**Task to complete**.
Put the rows below into a numbered list, starting at the first row and ending at the row that contains "data-point — [1358, 511, 1367, 521]", with both included and blank lines omitted.

**Data excerpts**.
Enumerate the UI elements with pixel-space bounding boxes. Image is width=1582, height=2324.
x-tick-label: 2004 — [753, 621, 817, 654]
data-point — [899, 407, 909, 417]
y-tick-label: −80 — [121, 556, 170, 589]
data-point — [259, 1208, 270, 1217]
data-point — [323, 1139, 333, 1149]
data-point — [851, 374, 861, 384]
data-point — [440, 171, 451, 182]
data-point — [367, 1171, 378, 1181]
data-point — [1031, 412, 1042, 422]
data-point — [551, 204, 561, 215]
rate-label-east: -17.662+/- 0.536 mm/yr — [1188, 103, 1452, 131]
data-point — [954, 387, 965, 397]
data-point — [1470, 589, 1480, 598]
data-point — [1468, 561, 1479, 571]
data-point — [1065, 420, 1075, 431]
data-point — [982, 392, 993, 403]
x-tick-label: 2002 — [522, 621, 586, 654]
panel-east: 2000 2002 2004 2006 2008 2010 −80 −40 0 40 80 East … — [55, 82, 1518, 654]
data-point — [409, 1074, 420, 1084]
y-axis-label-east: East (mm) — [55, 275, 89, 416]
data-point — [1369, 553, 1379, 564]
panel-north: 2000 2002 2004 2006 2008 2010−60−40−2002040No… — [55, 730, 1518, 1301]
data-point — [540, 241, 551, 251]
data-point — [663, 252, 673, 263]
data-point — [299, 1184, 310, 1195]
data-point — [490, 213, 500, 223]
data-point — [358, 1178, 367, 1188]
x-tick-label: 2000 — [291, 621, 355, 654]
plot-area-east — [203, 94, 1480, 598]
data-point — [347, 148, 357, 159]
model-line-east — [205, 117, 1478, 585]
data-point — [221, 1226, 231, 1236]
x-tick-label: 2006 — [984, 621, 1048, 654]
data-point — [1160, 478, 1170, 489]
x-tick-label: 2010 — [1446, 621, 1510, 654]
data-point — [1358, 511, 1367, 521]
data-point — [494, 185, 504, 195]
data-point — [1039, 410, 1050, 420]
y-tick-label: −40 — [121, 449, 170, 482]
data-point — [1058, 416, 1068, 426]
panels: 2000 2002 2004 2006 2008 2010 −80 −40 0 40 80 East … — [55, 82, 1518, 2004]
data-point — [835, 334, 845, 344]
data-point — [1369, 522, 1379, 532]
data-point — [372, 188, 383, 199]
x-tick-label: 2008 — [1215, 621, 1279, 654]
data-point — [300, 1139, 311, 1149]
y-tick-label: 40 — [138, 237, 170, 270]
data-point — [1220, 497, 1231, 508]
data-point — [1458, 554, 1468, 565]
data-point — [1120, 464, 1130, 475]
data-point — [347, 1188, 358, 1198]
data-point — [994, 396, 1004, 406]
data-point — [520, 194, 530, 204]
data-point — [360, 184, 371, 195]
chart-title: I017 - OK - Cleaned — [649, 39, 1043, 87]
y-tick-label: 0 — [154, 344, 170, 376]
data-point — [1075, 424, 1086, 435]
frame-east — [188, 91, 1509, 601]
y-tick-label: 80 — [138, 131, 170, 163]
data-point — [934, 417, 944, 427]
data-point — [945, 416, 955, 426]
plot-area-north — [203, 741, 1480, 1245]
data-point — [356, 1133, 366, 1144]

**Solution to this task**.
1. Enumerate the UI elements with pixel-space bounding boxes. Image is width=1582, height=2324.
2. x-tick-label: 2004 — [753, 621, 817, 654]
3. data-point — [899, 407, 909, 417]
4. y-tick-label: −80 — [121, 556, 170, 589]
5. data-point — [259, 1208, 270, 1217]
6. data-point — [323, 1139, 333, 1149]
7. data-point — [851, 374, 861, 384]
8. data-point — [440, 171, 451, 182]
9. data-point — [367, 1171, 378, 1181]
10. data-point — [1031, 412, 1042, 422]
11. data-point — [551, 204, 561, 215]
12. rate-label-east: -17.662+/- 0.536 mm/yr — [1188, 103, 1452, 131]
13. data-point — [954, 387, 965, 397]
14. data-point — [1470, 589, 1480, 598]
15. data-point — [1468, 561, 1479, 571]
16. data-point — [1065, 420, 1075, 431]
17. data-point — [982, 392, 993, 403]
18. x-tick-label: 2002 — [522, 621, 586, 654]
19. panel-east: 2000 2002 2004 2006 2008 2010 −80 −40 0 40 80 East … — [55, 82, 1518, 654]
20. data-point — [409, 1074, 420, 1084]
21. y-axis-label-east: East (mm) — [55, 275, 89, 416]
22. data-point — [1369, 553, 1379, 564]
23. panel-north: 2000 2002 2004 2006 2008 2010−60−40−2002040No… — [55, 730, 1518, 1301]
24. data-point — [540, 241, 551, 251]
25. data-point — [663, 252, 673, 263]
26. data-point — [299, 1184, 310, 1195]
27. data-point — [490, 213, 500, 223]
28. data-point — [358, 1178, 367, 1188]
29. x-tick-label: 2000 — [291, 621, 355, 654]
30. plot-area-east — [203, 94, 1480, 598]
31. data-point — [347, 148, 357, 159]
32. model-line-east — [205, 117, 1478, 585]
33. data-point — [221, 1226, 231, 1236]
34. x-tick-label: 2006 — [984, 621, 1048, 654]
35. data-point — [1160, 478, 1170, 489]
36. x-tick-label: 2010 — [1446, 621, 1510, 654]
37. data-point — [1358, 511, 1367, 521]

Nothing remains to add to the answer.